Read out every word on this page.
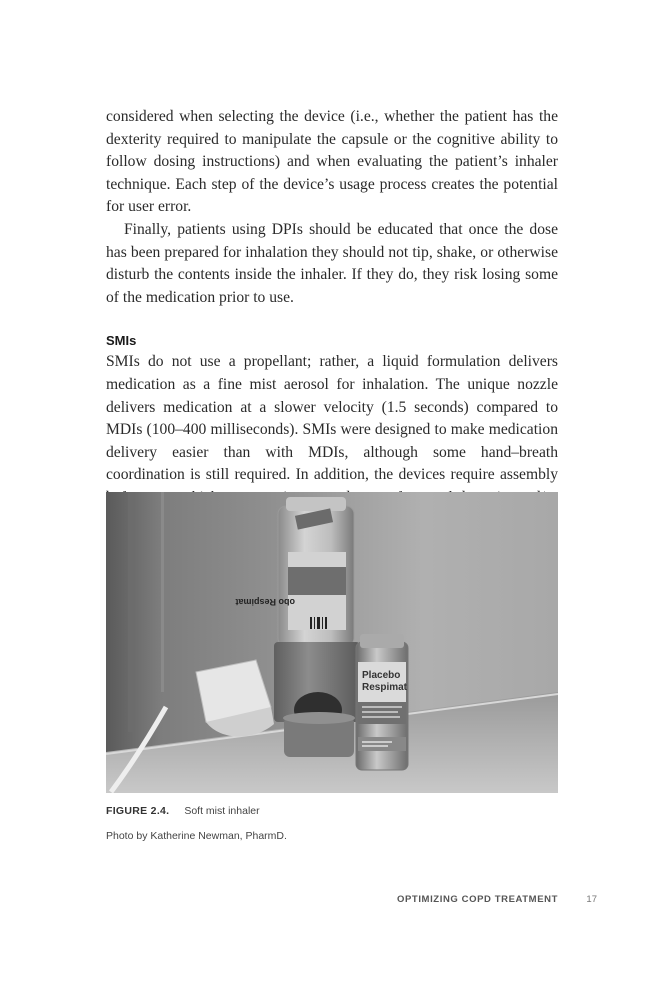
considered when selecting the device (i.e., whether the patient has the dexterity required to manipulate the capsule or the cognitive ability to follow dosing instructions) and when evaluating the patient’s inhaler technique. Each step of the device’s usage process creates the potential for user error.

Finally, patients using DPIs should be educated that once the dose has been prepared for inhalation they should not tip, shake, or otherwise disturb the contents inside the inhaler. If they do, they risk losing some of the medication prior to use.

SMIs

SMIs do not use a propellant; rather, a liquid formulation delivers medication as a fine mist aerosol for inhalation. The unique nozzle delivers medication at a slower velocity (1.5 seconds) compared to MDIs (100–400 milliseconds). SMIs were designed to make medication delivery easier than with MDIs, although some hand–breath coordination is still required. In addition, the devices require assembly

obo Respimat
Placebo
Respimat
FIGURE 2.4. Soft mist inhaler
Photo by Katherine Newman, PharmD.
OPTIMIZING COPD TREATMENT	17
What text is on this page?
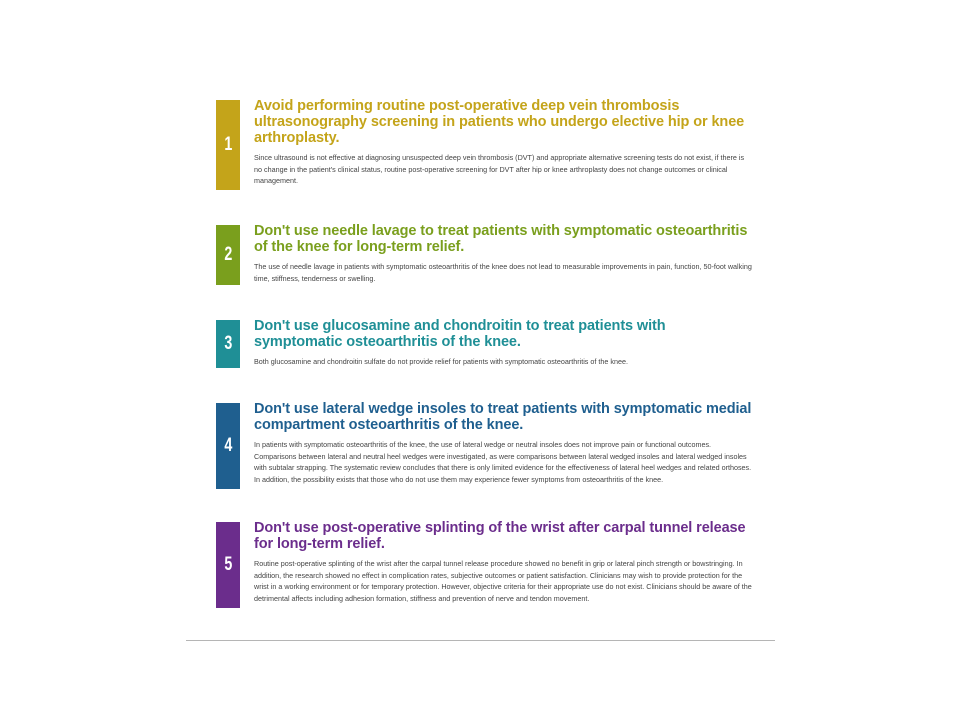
1

Avoid performing routine post-operative deep vein thrombosis ultrasonography screening in patients who undergo elective hip or knee arthroplasty.

Since ultrasound is not effective at diagnosing unsuspected deep vein thrombosis (DVT) and appropriate alternative screening tests do not exist, if there is no change in the patient's clinical status, routine post-operative screening for DVT after hip or knee arthroplasty does not change outcomes or clinical management.

2

Don't use needle lavage to treat patients with symptomatic osteoarthritis of the knee for long-term relief.

The use of needle lavage in patients with symptomatic osteoarthritis of the knee does not lead to measurable improvements in pain, function, 50-foot walking time, stiffness, tenderness or swelling.

3

Don't use glucosamine and chondroitin to treat patients with symptomatic osteoarthritis of the knee.

Both glucosamine and chondroitin sulfate do not provide relief for patients with symptomatic osteoarthritis of the knee.

4

Don't use lateral wedge insoles to treat patients with symptomatic medial compartment osteoarthritis of the knee.

In patients with symptomatic osteoarthritis of the knee, the use of lateral wedge or neutral insoles does not improve pain or functional outcomes. Comparisons between lateral and neutral heel wedges were investigated, as were comparisons between lateral wedged insoles and lateral wedged insoles with subtalar strapping. The systematic review concludes that there is only limited evidence for the effectiveness of lateral heel wedges and related orthoses. In addition, the possibility exists that those who do not use them may experience fewer symptoms from osteoarthritis of the knee.

5

Don't use post-operative splinting of the wrist after carpal tunnel release for long-term relief.

Routine post-operative splinting of the wrist after the carpal tunnel release procedure showed no benefit in grip or lateral pinch strength or bowstringing. In addition, the research showed no effect in complication rates, subjective outcomes or patient satisfaction. Clinicians may wish to provide protection for the wrist in a working environment or for temporary protection. However, objective criteria for their appropriate use do not exist. Clinicians should be aware of the detrimental affects including adhesion formation, stiffness and prevention of nerve and tendon movement.
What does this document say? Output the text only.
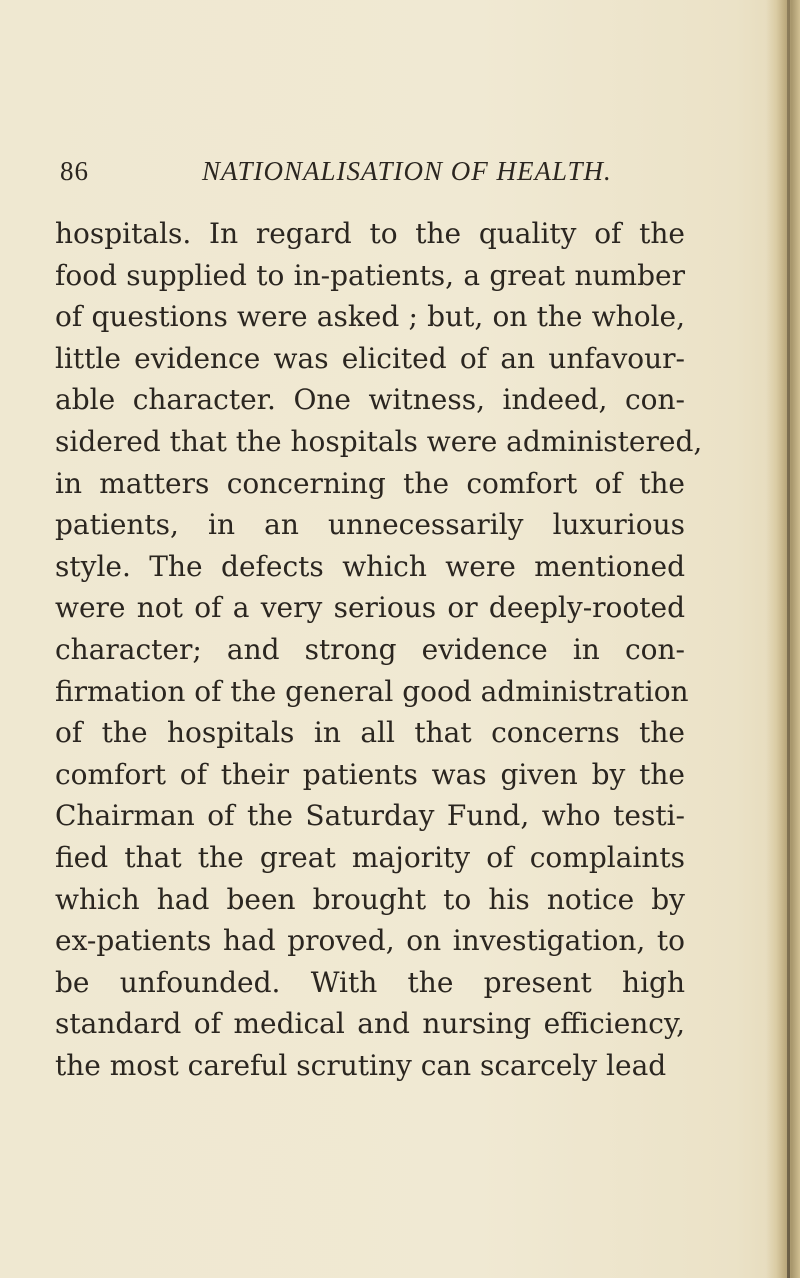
86	NATIONALISATION OF HEALTH.

hospitals. In regard to the quality of the
food supplied to in-patients, a great number
of questions were asked ; but, on the whole,
little evidence was elicited of an unfavour-
able character. One witness, indeed, con-
sidered that the hospitals were administered,
in matters concerning the comfort of the
patients, in an unnecessarily luxurious
style. The defects which were mentioned
were not of a very serious or deeply-rooted
character; and strong evidence in con-
firmation of the general good administration
of the hospitals in all that concerns the
comfort of their patients was given by the
Chairman of the Saturday Fund, who testi-
fied that the great majority of complaints
which had been brought to his notice by
ex-patients had proved, on investigation, to
be unfounded. With the present high
standard of medical and nursing efficiency,
the most careful scrutiny can scarcely lead
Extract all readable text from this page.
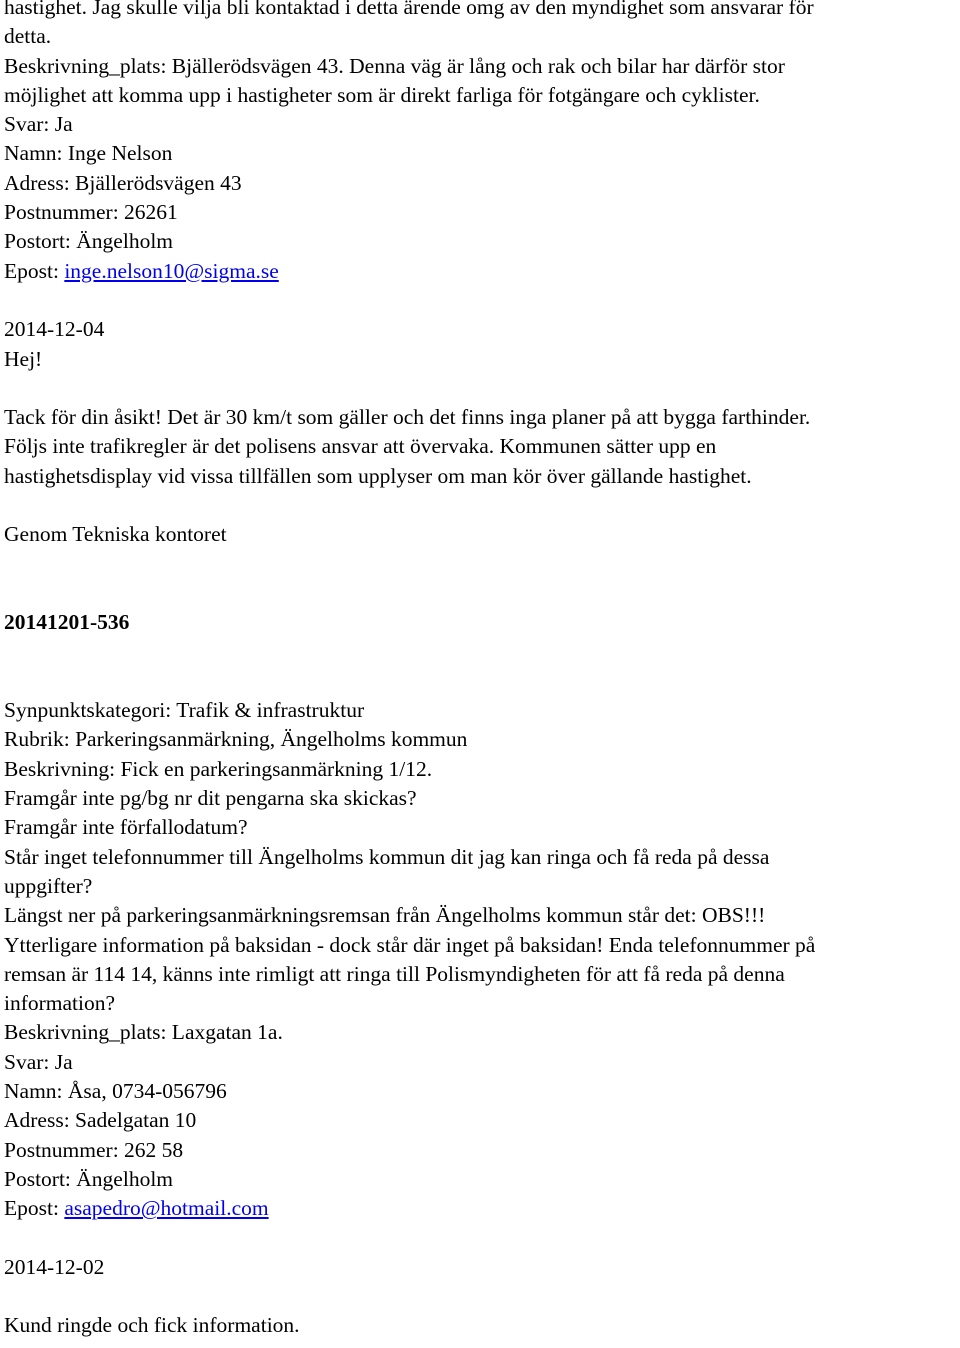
hastighet. Jag skulle vilja bli kontaktad i detta ärende omg av den myndighet som ansvarar för
detta.
Beskrivning_plats: Bjällerödsvägen 43. Denna väg är lång och rak och bilar har därför stor
möjlighet att komma upp i hastigheter som är direkt farliga för fotgängare och cyklister.
Svar: Ja
Namn: Inge Nelson
Adress: Bjällerödsvägen 43
Postnummer: 26261
Postort: Ängelholm
Epost: inge.nelson10@sigma.se
2014-12-04
Hej!
Tack för din åsikt! Det är 30 km/t som gäller och det finns inga planer på att bygga farthinder.
Följs inte trafikregler är det polisens ansvar att övervaka. Kommunen sätter upp en
hastighetsdisplay vid vissa tillfällen som upplyser om man kör över gällande hastighet.
Genom Tekniska kontoret
20141201-536
Synpunktskategori: Trafik & infrastruktur
Rubrik: Parkeringsanmärkning, Ängelholms kommun
Beskrivning: Fick en parkeringsanmärkning 1/12.
Framgår inte pg/bg nr dit pengarna ska skickas?
Framgår inte förfallodatum?
Står inget telefonnummer till Ängelholms kommun dit jag kan ringa och få reda på dessa
uppgifter?
Längst ner på parkeringsanmärkningsremsan från Ängelholms kommun står det: OBS!!!
Ytterligare information på baksidan - dock står där inget på baksidan! Enda telefonnummer på
remsan är 114 14, känns inte rimligt att ringa till Polismyndigheten för att få reda på denna
information?
Beskrivning_plats: Laxgatan 1a.
Svar: Ja
Namn: Åsa, 0734-056796
Adress: Sadelgatan 10
Postnummer: 262 58
Postort: Ängelholm
Epost: asapedro@hotmail.com
2014-12-02
Kund ringde och fick information.
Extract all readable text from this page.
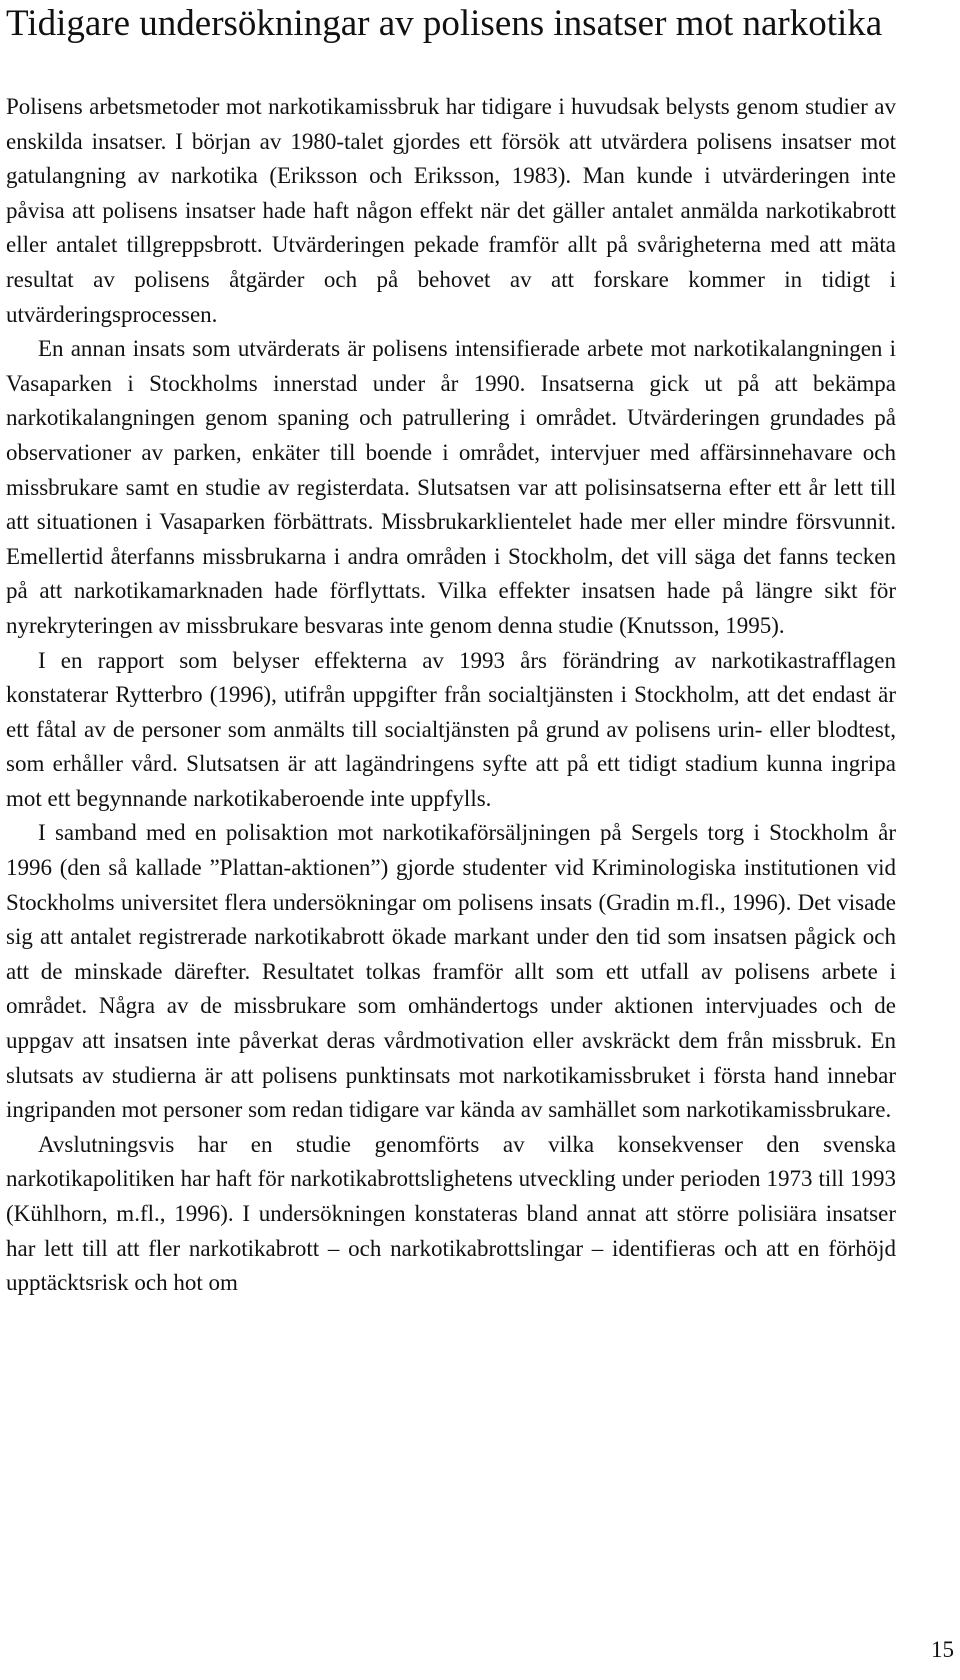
Tidigare undersökningar av polisens insatser mot narkotika

Polisens arbetsmetoder mot narkotikamissbruk har tidigare i huvudsak belysts genom studier av enskilda insatser. I början av 1980-talet gjordes ett försök att utvärdera polisens insatser mot gatulangning av narkotika (Eriksson och Eriksson, 1983). Man kunde i utvärderingen inte påvisa att polisens insatser hade haft någon effekt när det gäller antalet anmälda narkotikabrott eller antalet tillgreppsbrott. Utvärderingen pekade framför allt på svårigheterna med att mäta resultat av polisens åtgärder och på behovet av att forskare kommer in tidigt i utvärderingsprocessen.

En annan insats som utvärderats är polisens intensifierade arbete mot narkotikalangningen i Vasaparken i Stockholms innerstad under år 1990. Insatserna gick ut på att bekämpa narkotikalangningen genom spaning och patrullering i området. Utvärderingen grundades på observationer av parken, enkäter till boende i området, intervjuer med affärsinnehavare och missbrukare samt en studie av registerdata. Slutsatsen var att polisinsatserna efter ett år lett till att situationen i Vasaparken förbättrats. Missbrukarklientelet hade mer eller mindre försvunnit. Emellertid återfanns missbrukarna i andra områden i Stockholm, det vill säga det fanns tecken på att narkotikamarknaden hade förflyttats. Vilka effekter insatsen hade på längre sikt för nyrekryteringen av missbrukare besvaras inte genom denna studie (Knutsson, 1995).

I en rapport som belyser effekterna av 1993 års förändring av narkotikastrafflagen konstaterar Rytterbro (1996), utifrån uppgifter från socialtjänsten i Stockholm, att det endast är ett fåtal av de personer som anmälts till socialtjänsten på grund av polisens urin- eller blodtest, som erhåller vård. Slutsatsen är att lagändringens syfte att på ett tidigt stadium kunna ingripa mot ett begynnande narkotikaberoende inte uppfylls.

I samband med en polisaktion mot narkotikaförsäljningen på Sergels torg i Stockholm år 1996 (den så kallade ”Plattan-aktionen”) gjorde studenter vid Kriminologiska institutionen vid Stockholms universitet flera undersökningar om polisens insats (Gradin m.fl., 1996). Det visade sig att antalet registrerade narkotikabrott ökade markant under den tid som insatsen pågick och att de minskade därefter. Resultatet tolkas framför allt som ett utfall av polisens arbete i området. Några av de missbrukare som omhändertogs under aktionen intervjuades och de uppgav att insatsen inte påverkat deras vårdmotivation eller avskräckt dem från missbruk. En slutsats av studierna är att polisens punktinsats mot narkotikamissbruket i första hand innebar ingripanden mot personer som redan tidigare var kända av samhället som narkotikamissbrukare.

Avslutningsvis har en studie genomförts av vilka konsekvenser den svenska narkotikapolitiken har haft för narkotikabrottslighetens utveckling under perioden 1973 till 1993 (Kühlhorn, m.fl., 1996). I undersökningen konstateras bland annat att större polisiära insatser har lett till att fler narkotikabrott – och narkotikabrottslingar – identifieras och att en förhöjd upptäcktsrisk och hot om

15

=-=-=-=-=

■ Work task ■
Go through the material above and count the lines that contain "Framgår"; give that number alone.

■ Reply ■
2